- _Stored data entries_
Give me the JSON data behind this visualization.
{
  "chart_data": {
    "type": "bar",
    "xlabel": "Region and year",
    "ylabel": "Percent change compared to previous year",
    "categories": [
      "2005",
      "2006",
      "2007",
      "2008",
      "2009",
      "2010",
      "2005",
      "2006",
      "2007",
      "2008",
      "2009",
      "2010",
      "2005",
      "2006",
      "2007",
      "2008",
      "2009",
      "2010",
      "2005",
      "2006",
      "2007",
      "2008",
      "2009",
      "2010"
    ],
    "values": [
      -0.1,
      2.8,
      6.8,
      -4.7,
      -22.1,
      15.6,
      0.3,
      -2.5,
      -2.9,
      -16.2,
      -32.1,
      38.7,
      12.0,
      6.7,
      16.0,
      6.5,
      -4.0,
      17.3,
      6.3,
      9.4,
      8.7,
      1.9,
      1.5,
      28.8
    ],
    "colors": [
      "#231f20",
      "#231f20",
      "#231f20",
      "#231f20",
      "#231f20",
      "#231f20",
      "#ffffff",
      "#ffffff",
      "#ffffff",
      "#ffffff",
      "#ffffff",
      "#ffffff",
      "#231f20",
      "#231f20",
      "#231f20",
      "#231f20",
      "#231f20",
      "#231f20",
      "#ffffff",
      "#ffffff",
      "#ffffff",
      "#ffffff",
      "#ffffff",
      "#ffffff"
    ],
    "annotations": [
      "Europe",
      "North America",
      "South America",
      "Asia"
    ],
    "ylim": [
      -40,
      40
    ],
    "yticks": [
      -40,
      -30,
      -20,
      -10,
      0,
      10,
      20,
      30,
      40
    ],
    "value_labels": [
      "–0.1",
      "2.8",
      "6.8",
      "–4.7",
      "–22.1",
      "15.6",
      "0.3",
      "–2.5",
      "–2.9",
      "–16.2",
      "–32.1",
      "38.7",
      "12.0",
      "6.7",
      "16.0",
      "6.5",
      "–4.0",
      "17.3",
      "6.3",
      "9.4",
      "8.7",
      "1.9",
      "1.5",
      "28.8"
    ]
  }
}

- _Directive_
Report how many lines in the listing above include the word "year". Give nothing but the number.

- _Solution to the problem_
2